TASK DETAILS:
Return every line of the material exactly.

Recorded data
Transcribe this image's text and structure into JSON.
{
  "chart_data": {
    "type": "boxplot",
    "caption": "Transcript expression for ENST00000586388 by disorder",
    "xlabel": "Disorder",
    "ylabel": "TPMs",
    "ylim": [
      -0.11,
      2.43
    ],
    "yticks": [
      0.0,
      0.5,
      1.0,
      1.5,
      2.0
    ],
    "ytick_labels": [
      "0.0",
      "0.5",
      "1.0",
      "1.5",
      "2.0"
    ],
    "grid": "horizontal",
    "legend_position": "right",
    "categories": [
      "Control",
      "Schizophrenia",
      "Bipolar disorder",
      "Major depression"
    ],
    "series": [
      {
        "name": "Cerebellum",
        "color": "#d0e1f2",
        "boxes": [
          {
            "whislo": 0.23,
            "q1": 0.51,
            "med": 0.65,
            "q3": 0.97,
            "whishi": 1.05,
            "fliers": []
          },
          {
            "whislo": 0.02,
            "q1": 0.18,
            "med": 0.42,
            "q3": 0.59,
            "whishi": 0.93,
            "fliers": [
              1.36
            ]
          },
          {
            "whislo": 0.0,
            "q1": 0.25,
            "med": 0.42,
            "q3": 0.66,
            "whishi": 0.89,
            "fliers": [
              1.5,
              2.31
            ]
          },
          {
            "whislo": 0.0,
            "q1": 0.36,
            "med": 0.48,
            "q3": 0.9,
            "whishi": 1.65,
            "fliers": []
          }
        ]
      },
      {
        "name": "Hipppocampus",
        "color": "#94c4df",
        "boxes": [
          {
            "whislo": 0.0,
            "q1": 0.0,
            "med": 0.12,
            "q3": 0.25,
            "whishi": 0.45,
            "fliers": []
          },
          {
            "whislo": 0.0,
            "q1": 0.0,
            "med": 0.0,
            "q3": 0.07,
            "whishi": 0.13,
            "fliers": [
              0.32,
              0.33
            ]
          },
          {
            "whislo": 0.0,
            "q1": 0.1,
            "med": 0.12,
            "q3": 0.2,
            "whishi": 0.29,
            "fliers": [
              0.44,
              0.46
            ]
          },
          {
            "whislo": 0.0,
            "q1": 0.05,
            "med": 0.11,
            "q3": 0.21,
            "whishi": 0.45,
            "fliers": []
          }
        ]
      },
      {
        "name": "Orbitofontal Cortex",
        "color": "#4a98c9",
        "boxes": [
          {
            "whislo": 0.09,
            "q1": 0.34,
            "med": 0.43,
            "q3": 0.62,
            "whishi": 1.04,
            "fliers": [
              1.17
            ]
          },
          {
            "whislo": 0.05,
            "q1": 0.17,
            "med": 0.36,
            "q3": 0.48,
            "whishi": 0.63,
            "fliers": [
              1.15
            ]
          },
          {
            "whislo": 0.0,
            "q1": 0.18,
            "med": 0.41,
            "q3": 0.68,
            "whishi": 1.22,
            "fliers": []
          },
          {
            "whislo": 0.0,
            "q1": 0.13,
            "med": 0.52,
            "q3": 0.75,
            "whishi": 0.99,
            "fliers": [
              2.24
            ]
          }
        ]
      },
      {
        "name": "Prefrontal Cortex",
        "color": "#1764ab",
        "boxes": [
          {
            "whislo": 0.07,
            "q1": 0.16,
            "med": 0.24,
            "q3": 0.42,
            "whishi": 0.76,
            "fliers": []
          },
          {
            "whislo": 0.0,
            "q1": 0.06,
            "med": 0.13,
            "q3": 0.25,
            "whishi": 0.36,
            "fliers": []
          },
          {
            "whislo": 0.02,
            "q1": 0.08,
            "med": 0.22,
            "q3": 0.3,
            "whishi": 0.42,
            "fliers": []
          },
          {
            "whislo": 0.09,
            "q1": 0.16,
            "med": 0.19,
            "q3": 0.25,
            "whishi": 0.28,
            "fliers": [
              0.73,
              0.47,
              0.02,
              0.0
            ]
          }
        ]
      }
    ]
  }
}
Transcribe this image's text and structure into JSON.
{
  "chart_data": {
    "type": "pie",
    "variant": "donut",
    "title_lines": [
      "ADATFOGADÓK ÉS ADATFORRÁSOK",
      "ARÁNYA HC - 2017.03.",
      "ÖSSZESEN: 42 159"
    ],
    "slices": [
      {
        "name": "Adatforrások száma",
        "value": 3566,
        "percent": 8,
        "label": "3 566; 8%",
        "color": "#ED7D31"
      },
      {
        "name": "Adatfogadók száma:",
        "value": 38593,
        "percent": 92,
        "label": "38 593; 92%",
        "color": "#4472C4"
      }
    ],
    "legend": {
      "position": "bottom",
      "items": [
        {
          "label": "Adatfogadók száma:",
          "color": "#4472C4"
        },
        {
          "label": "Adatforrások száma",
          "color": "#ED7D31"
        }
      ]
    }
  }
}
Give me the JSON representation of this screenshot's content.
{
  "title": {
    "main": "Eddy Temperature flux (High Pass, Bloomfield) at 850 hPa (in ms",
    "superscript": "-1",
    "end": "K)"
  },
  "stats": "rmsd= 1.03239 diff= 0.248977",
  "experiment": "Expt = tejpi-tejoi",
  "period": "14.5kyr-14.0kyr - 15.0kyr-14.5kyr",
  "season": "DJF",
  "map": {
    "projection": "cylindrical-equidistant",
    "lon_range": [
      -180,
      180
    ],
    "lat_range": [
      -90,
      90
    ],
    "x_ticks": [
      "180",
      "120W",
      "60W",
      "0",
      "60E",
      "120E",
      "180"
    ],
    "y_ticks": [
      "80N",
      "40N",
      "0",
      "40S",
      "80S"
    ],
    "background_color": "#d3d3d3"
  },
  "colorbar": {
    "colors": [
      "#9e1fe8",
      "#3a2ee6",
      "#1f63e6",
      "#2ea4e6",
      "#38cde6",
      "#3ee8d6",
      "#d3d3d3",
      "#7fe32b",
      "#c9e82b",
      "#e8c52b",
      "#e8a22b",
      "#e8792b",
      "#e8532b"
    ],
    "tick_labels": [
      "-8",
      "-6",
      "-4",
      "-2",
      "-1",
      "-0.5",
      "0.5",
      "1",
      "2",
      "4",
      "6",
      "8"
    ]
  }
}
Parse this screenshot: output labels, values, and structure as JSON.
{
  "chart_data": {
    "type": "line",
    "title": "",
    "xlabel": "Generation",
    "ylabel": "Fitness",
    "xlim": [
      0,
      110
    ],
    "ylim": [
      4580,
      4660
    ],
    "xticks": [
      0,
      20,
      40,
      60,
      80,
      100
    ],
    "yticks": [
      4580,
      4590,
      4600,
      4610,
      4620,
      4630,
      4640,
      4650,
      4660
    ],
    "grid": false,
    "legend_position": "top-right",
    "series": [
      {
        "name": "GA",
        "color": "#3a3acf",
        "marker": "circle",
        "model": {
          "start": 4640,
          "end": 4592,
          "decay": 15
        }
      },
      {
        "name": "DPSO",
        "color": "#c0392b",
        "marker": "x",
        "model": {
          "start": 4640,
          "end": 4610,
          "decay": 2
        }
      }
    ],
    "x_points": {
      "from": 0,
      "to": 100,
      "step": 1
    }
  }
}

TASK SOLUTION:
Transcribe this image's text and structure into JSON.
{
  "chart_data": {
    "type": "boxplot",
    "caption": "Transcript expression for ENST00000586388 by disorder",
    "xlabel": "Disorder",
    "ylabel": "TPMs",
    "ylim": [
      -0.11,
      2.43
    ],
    "yticks": [
      0.0,
      0.5,
      1.0,
      1.5,
      2.0
    ],
    "ytick_labels": [
      "0.0",
      "0.5",
      "1.0",
      "1.5",
      "2.0"
    ],
    "grid": "horizontal",
    "legend_position": "right",
    "categories": [
      "Control",
      "Schizophrenia",
      "Bipolar disorder",
      "Major depression"
    ],
    "series": [
      {
        "name": "Cerebellum",
        "color": "#d0e1f2",
        "boxes": [
          {
            "whislo": 0.23,
            "q1": 0.51,
            "med": 0.65,
            "q3": 0.97,
            "whishi": 1.05,
            "fliers": []
          },
          {
            "whislo": 0.02,
            "q1": 0.18,
            "med": 0.42,
            "q3": 0.59,
            "whishi": 0.93,
            "fliers": [
              1.36
            ]
          },
          {
            "whislo": 0.0,
            "q1": 0.25,
            "med": 0.42,
            "q3": 0.66,
            "whishi": 0.89,
            "fliers": [
              1.5,
              2.31
            ]
          },
          {
            "whislo": 0.0,
            "q1": 0.36,
            "med": 0.48,
            "q3": 0.9,
            "whishi": 1.65,
            "fliers": []
          }
        ]
      },
      {
        "name": "Hipppocampus",
        "color": "#94c4df",
        "boxes": [
          {
            "whislo": 0.0,
            "q1": 0.0,
            "med": 0.12,
            "q3": 0.25,
            "whishi": 0.45,
            "fliers": []
          },
          {
            "whislo": 0.0,
            "q1": 0.0,
            "med": 0.0,
            "q3": 0.07,
            "whishi": 0.13,
            "fliers": [
              0.32,
              0.33
            ]
          },
          {
            "whislo": 0.0,
            "q1": 0.1,
            "med": 0.12,
            "q3": 0.2,
            "whishi": 0.29,
            "fliers": [
              0.44,
              0.46
            ]
          },
          {
            "whislo": 0.0,
            "q1": 0.05,
            "med": 0.11,
            "q3": 0.21,
            "whishi": 0.45,
            "fliers": []
          }
        ]
      },
      {
        "name": "Orbitofontal Cortex",
        "color": "#4a98c9",
        "boxes": [
          {
            "whislo": 0.09,
            "q1": 0.34,
            "med": 0.43,
            "q3": 0.62,
            "whishi": 1.04,
            "fliers": [
              1.17
            ]
          },
          {
            "whislo": 0.05,
            "q1": 0.17,
            "med": 0.36,
            "q3": 0.48,
            "whishi": 0.63,
            "fliers": [
              1.15
            ]
          },
          {
            "whislo": 0.0,
            "q1": 0.18,
            "med": 0.41,
            "q3": 0.68,
            "whishi": 1.22,
            "fliers": []
          },
          {
            "whislo": 0.0,
            "q1": 0.13,
            "med": 0.52,
            "q3": 0.75,
            "whishi": 0.99,
            "fliers": [
              2.24
            ]
          }
        ]
      },
      {
        "name": "Prefrontal Cortex",
        "color": "#1764ab",
        "boxes": [
          {
            "whislo": 0.07,
            "q1": 0.16,
            "med": 0.24,
            "q3": 0.42,
            "whishi": 0.76,
            "fliers": []
          },
          {
            "whislo": 0.0,
            "q1": 0.06,
            "med": 0.13,
            "q3": 0.25,
            "whishi": 0.36,
            "fliers": []
          },
          {
            "whislo": 0.02,
            "q1": 0.08,
            "med": 0.22,
            "q3": 0.3,
            "whishi": 0.42,
            "fliers": []
          },
          {
            "whislo": 0.09,
            "q1": 0.16,
            "med": 0.19,
            "q3": 0.25,
            "whishi": 0.28,
            "fliers": [
              0.73,
              0.47,
              0.02,
              0.0
            ]
          }
        ]
      }
    ]
  }
}
Transcribe this image's text and structure into JSON.
{
  "chart_data": {
    "type": "pie",
    "variant": "donut",
    "title_lines": [
      "ADATFOGADÓK ÉS ADATFORRÁSOK",
      "ARÁNYA HC - 2017.03.",
      "ÖSSZESEN: 42 159"
    ],
    "slices": [
      {
        "name": "Adatforrások száma",
        "value": 3566,
        "percent": 8,
        "label": "3 566; 8%",
        "color": "#ED7D31"
      },
      {
        "name": "Adatfogadók száma:",
        "value": 38593,
        "percent": 92,
        "label": "38 593; 92%",
        "color": "#4472C4"
      }
    ],
    "legend": {
      "position": "bottom",
      "items": [
        {
          "label": "Adatfogadók száma:",
          "color": "#4472C4"
        },
        {
          "label": "Adatforrások száma",
          "color": "#ED7D31"
        }
      ]
    }
  }
}
Give me the JSON representation of this screenshot's content.
{
  "title": {
    "main": "Eddy Temperature flux (High Pass, Bloomfield) at 850 hPa (in ms",
    "superscript": "-1",
    "end": "K)"
  },
  "stats": "rmsd= 1.03239 diff= 0.248977",
  "experiment": "Expt = tejpi-tejoi",
  "period": "14.5kyr-14.0kyr - 15.0kyr-14.5kyr",
  "season": "DJF",
  "map": {
    "projection": "cylindrical-equidistant",
    "lon_range": [
      -180,
      180
    ],
    "lat_range": [
      -90,
      90
    ],
    "x_ticks": [
      "180",
      "120W",
      "60W",
      "0",
      "60E",
      "120E",
      "180"
    ],
    "y_ticks": [
      "80N",
      "40N",
      "0",
      "40S",
      "80S"
    ],
    "background_color": "#d3d3d3"
  },
  "colorbar": {
    "colors": [
      "#9e1fe8",
      "#3a2ee6",
      "#1f63e6",
      "#2ea4e6",
      "#38cde6",
      "#3ee8d6",
      "#d3d3d3",
      "#7fe32b",
      "#c9e82b",
      "#e8c52b",
      "#e8a22b",
      "#e8792b",
      "#e8532b"
    ],
    "tick_labels": [
      "-8",
      "-6",
      "-4",
      "-2",
      "-1",
      "-0.5",
      "0.5",
      "1",
      "2",
      "4",
      "6",
      "8"
    ]
  }
}
Parse this screenshot: output labels, values, and structure as JSON.
{
  "chart_data": {
    "type": "line",
    "title": "",
    "xlabel": "Generation",
    "ylabel": "Fitness",
    "xlim": [
      0,
      110
    ],
    "ylim": [
      4580,
      4660
    ],
    "xticks": [
      0,
      20,
      40,
      60,
      80,
      100
    ],
    "yticks": [
      4580,
      4590,
      4600,
      4610,
      4620,
      4630,
      4640,
      4650,
      4660
    ],
    "grid": false,
    "legend_position": "top-right",
    "series": [
      {
        "name": "GA",
        "color": "#3a3acf",
        "marker": "circle",
        "model": {
          "start": 4640,
          "end": 4592,
          "decay": 15
        }
      },
      {
        "name": "DPSO",
        "color": "#c0392b",
        "marker": "x",
        "model": {
          "start": 4640,
          "end": 4610,
          "decay": 2
        }
      }
    ],
    "x_points": {
      "from": 0,
      "to": 100,
      "step": 1
    }
  }
}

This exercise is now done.